Your instructions - Repeat every record exactly, but keep images out of the copy.

★ ★ ★ ★ ★ ★ ★

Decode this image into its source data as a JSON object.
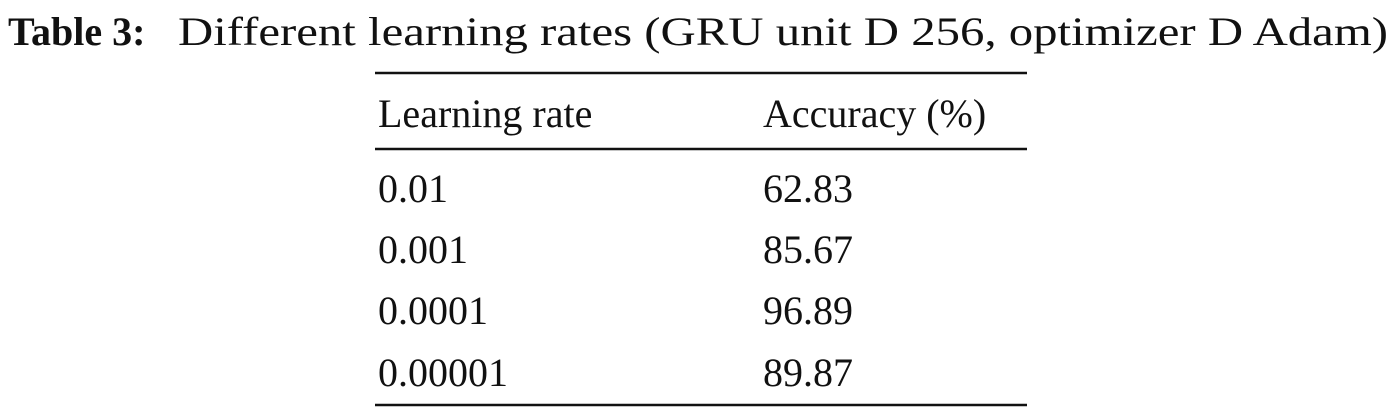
{
  "caption": {
    "label": "Table 3:",
    "text": "Different learning rates (GRU unit D 256, optimizer D Adam)"
  },
  "table": {
    "header": [
      "Learning rate",
      "Accuracy (%)"
    ],
    "rows": [
      [
        "0.01",
        "62.83"
      ],
      [
        "0.001",
        "85.67"
      ],
      [
        "0.0001",
        "96.89"
      ],
      [
        "0.00001",
        "89.87"
      ]
    ]
  }
}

★ ★ ★ ★ ★ ★ ★

Task result -
Decode this image into its source data as a JSON object.
{
  "caption": {
    "label": "Table 3:",
    "text": "Different learning rates (GRU unit D 256, optimizer D Adam)"
  },
  "table": {
    "header": [
      "Learning rate",
      "Accuracy (%)"
    ],
    "rows": [
      [
        "0.01",
        "62.83"
      ],
      [
        "0.001",
        "85.67"
      ],
      [
        "0.0001",
        "96.89"
      ],
      [
        "0.00001",
        "89.87"
      ]
    ]
  }
}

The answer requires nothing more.